Exercise directions:
Filter this material down to the lines that hold "title", copying each one.
-- START Data shown --
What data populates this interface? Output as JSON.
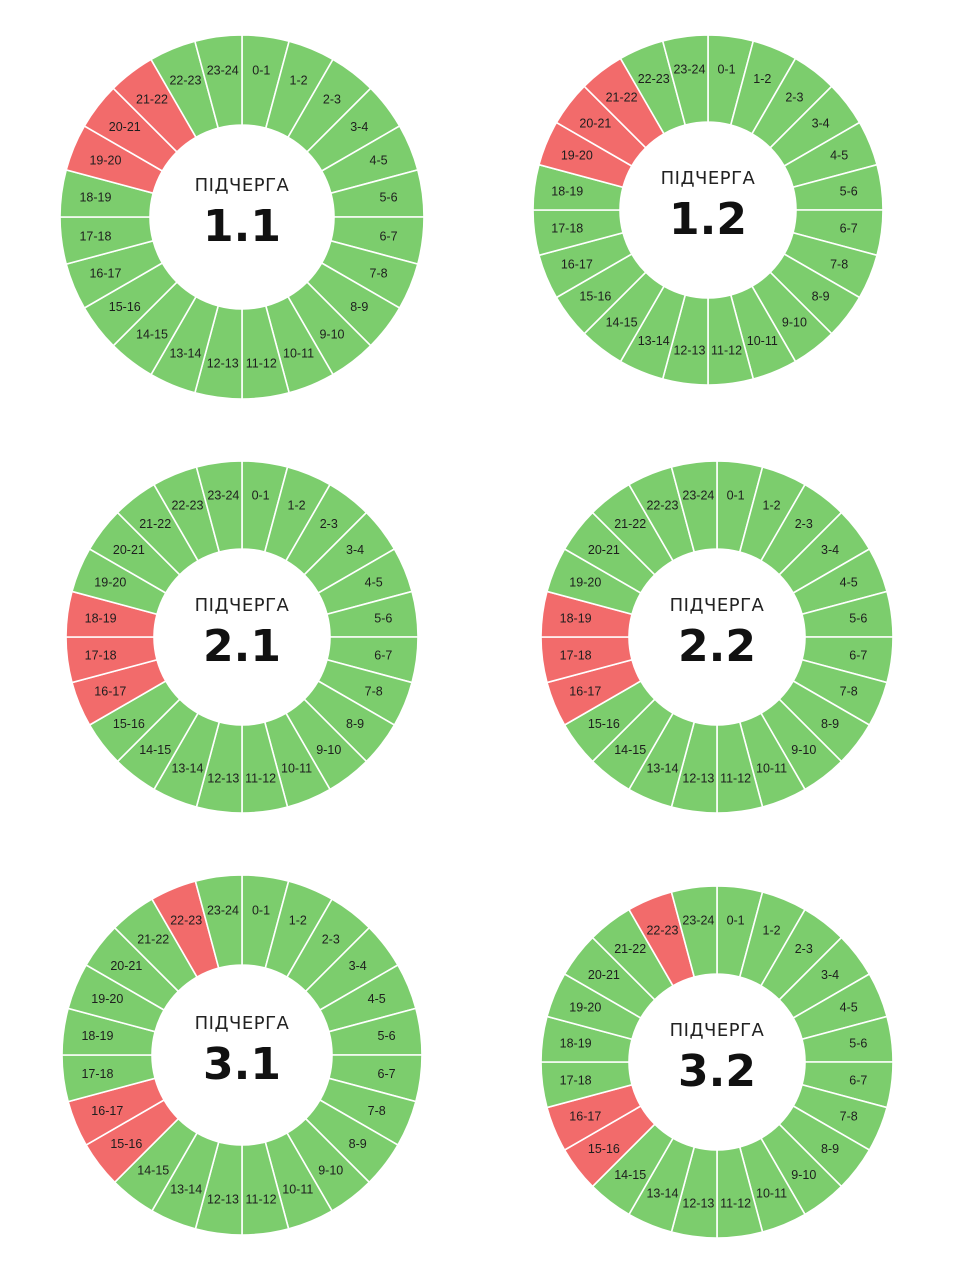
{
  "colors": {
    "on": "#7ccd6d",
    "off": "#f26b6b",
    "divider": "#ffffff",
    "background": "#ffffff"
  },
  "legend_word": "ПІДЧЕРГА",
  "chart_data": [
    {
      "type": "donut",
      "title": "1.1",
      "categories": [
        "0-1",
        "1-2",
        "2-3",
        "3-4",
        "4-5",
        "5-6",
        "6-7",
        "7-8",
        "8-9",
        "9-10",
        "10-11",
        "11-12",
        "12-13",
        "13-14",
        "14-15",
        "15-16",
        "16-17",
        "17-18",
        "18-19",
        "19-20",
        "20-21",
        "21-22",
        "22-23",
        "23-24"
      ],
      "off_slots": [
        "19-20",
        "20-21",
        "21-22"
      ]
    },
    {
      "type": "donut",
      "title": "1.2",
      "categories": [
        "0-1",
        "1-2",
        "2-3",
        "3-4",
        "4-5",
        "5-6",
        "6-7",
        "7-8",
        "8-9",
        "9-10",
        "10-11",
        "11-12",
        "12-13",
        "13-14",
        "14-15",
        "15-16",
        "16-17",
        "17-18",
        "18-19",
        "19-20",
        "20-21",
        "21-22",
        "22-23",
        "23-24"
      ],
      "off_slots": [
        "19-20",
        "20-21",
        "21-22"
      ]
    },
    {
      "type": "donut",
      "title": "2.1",
      "categories": [
        "0-1",
        "1-2",
        "2-3",
        "3-4",
        "4-5",
        "5-6",
        "6-7",
        "7-8",
        "8-9",
        "9-10",
        "10-11",
        "11-12",
        "12-13",
        "13-14",
        "14-15",
        "15-16",
        "16-17",
        "17-18",
        "18-19",
        "19-20",
        "20-21",
        "21-22",
        "22-23",
        "23-24"
      ],
      "off_slots": [
        "16-17",
        "17-18",
        "18-19"
      ]
    },
    {
      "type": "donut",
      "title": "2.2",
      "categories": [
        "0-1",
        "1-2",
        "2-3",
        "3-4",
        "4-5",
        "5-6",
        "6-7",
        "7-8",
        "8-9",
        "9-10",
        "10-11",
        "11-12",
        "12-13",
        "13-14",
        "14-15",
        "15-16",
        "16-17",
        "17-18",
        "18-19",
        "19-20",
        "20-21",
        "21-22",
        "22-23",
        "23-24"
      ],
      "off_slots": [
        "16-17",
        "17-18",
        "18-19"
      ]
    },
    {
      "type": "donut",
      "title": "3.1",
      "categories": [
        "0-1",
        "1-2",
        "2-3",
        "3-4",
        "4-5",
        "5-6",
        "6-7",
        "7-8",
        "8-9",
        "9-10",
        "10-11",
        "11-12",
        "12-13",
        "13-14",
        "14-15",
        "15-16",
        "16-17",
        "17-18",
        "18-19",
        "19-20",
        "20-21",
        "21-22",
        "22-23",
        "23-24"
      ],
      "off_slots": [
        "15-16",
        "16-17",
        "22-23"
      ]
    },
    {
      "type": "donut",
      "title": "3.2",
      "categories": [
        "0-1",
        "1-2",
        "2-3",
        "3-4",
        "4-5",
        "5-6",
        "6-7",
        "7-8",
        "8-9",
        "9-10",
        "10-11",
        "11-12",
        "12-13",
        "13-14",
        "14-15",
        "15-16",
        "16-17",
        "17-18",
        "18-19",
        "19-20",
        "20-21",
        "21-22",
        "22-23",
        "23-24"
      ],
      "off_slots": [
        "15-16",
        "16-17",
        "22-23"
      ]
    }
  ]
}
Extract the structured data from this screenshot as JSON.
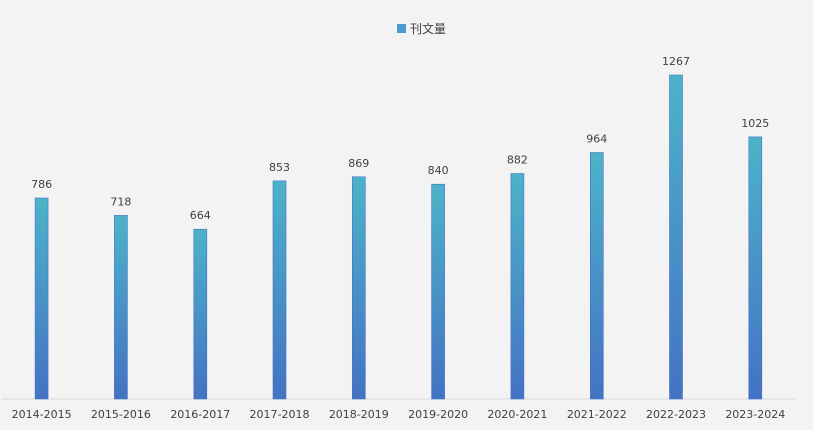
-- END Data shown --
Output for this exercise:
      "title": "1.1",
      "title": "1.2",
      "title": "2.1",
      "title": "2.2",
      "title": "3.1",
      "title": "3.2",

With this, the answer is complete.